_Selected passage_
[Begin]

- Born: 1913 Havana
- Died: June 2006 (aged 92–93)
- Genre: poetry

= Serafina Núñez =

Cuban teacher and poet (1913–2006)

Mercedes Serafina Núñez de Villavicencio y Ortiz (better known as Serafina Núñez; 14 August 1913 – June 2006) was a Cuban teacher and poet who first gained recognition in the 1930s. During her literary life, she was a contemporary of Alfonso Reyes, Gabriela Mistral and Juan Ramón Jiménez, as well as other women poets of this era such as Emilia Bernal, Dulce Maria Loynaz, Carilda Oliver Labra and Rafaela Chacón Nardi.

==Life==
Serafina Núñez was born in Havana, Cuba, on 14 August 1913. She graduated as a normalist teacher in Havana in 1936 and then began her studies in pedagogy at the University of Havana in 1949, ending in the third year when she began working as a primary school teacher until 1969. Núñez was first published in 1936, when her work was included in Juan Ramón Jiménez's anthology Antología de la Poesía Cubana en 1936, and he maintained a friendship with Núñez the rest of his life, to the point of defraying the expense of publishing Mar Cautiva (1937), and Vigilia y Secreto (1942). It would be more than 30 years before she published again in 1992. In 2001, she visited Miami as a guest at the International Book Fair. She died in June 2006 at the age of 92 years.

[End]

_Collected data_

[Begin]

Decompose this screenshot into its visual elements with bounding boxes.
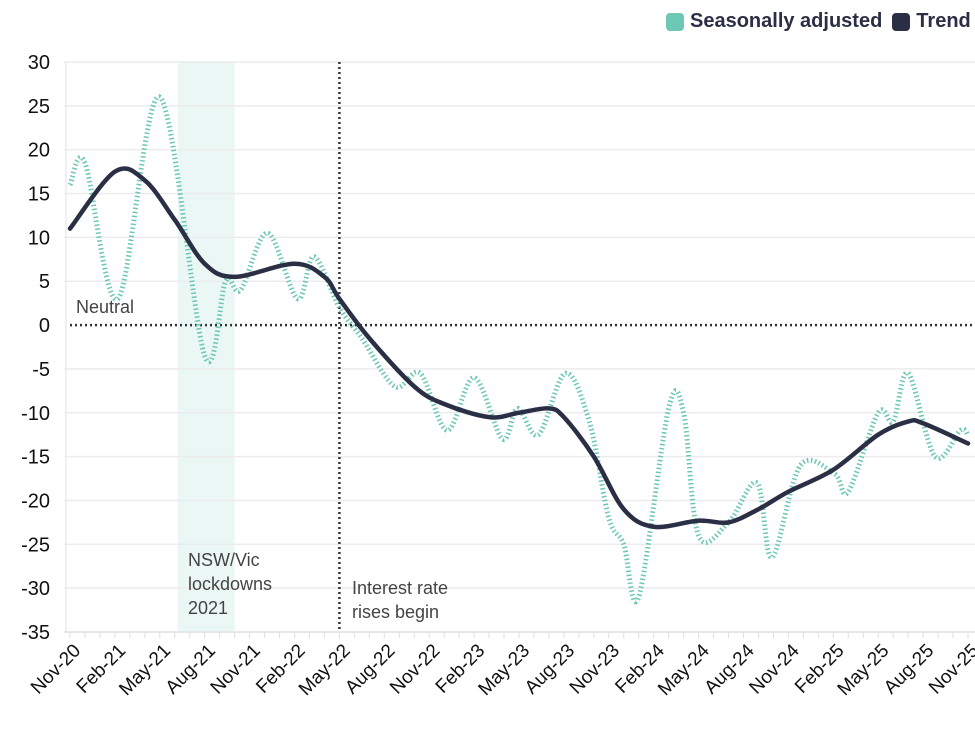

[End]

_The problem_
Copy out the Serafina Núñez biography above word for word, from its first line to its last.

_Response to this exercise_
- Born: 1913 Havana
- Died: June 2006 (aged 92–93)
- Genre: poetry

= Serafina Núñez =

Cuban teacher and poet (1913–2006)

Mercedes Serafina Núñez de Villavicencio y Ortiz (better known as Serafina Núñez; 14 August 1913 – June 2006) was a Cuban teacher and poet who first gained recognition in the 1930s. During her literary life, she was a contemporary of Alfonso Reyes, Gabriela Mistral and Juan Ramón Jiménez, as well as other women poets of this era such as Emilia Bernal, Dulce Maria Loynaz, Carilda Oliver Labra and Rafaela Chacón Nardi.

==Life==
Serafina Núñez was born in Havana, Cuba, on 14 August 1913. She graduated as a normalist teacher in Havana in 1936 and then began her studies in pedagogy at the University of Havana in 1949, ending in the third year when she began working as a primary school teacher until 1969. Núñez was first published in 1936, when her work was included in Juan Ramón Jiménez's anthology Antología de la Poesía Cubana en 1936, and he maintained a friendship with Núñez the rest of his life, to the point of defraying the expense of publishing Mar Cautiva (1937), and Vigilia y Secreto (1942). It would be more than 30 years before she published again in 1992. In 2001, she visited Miami as a guest at the International Book Fair. She died in June 2006 at the age of 92 years.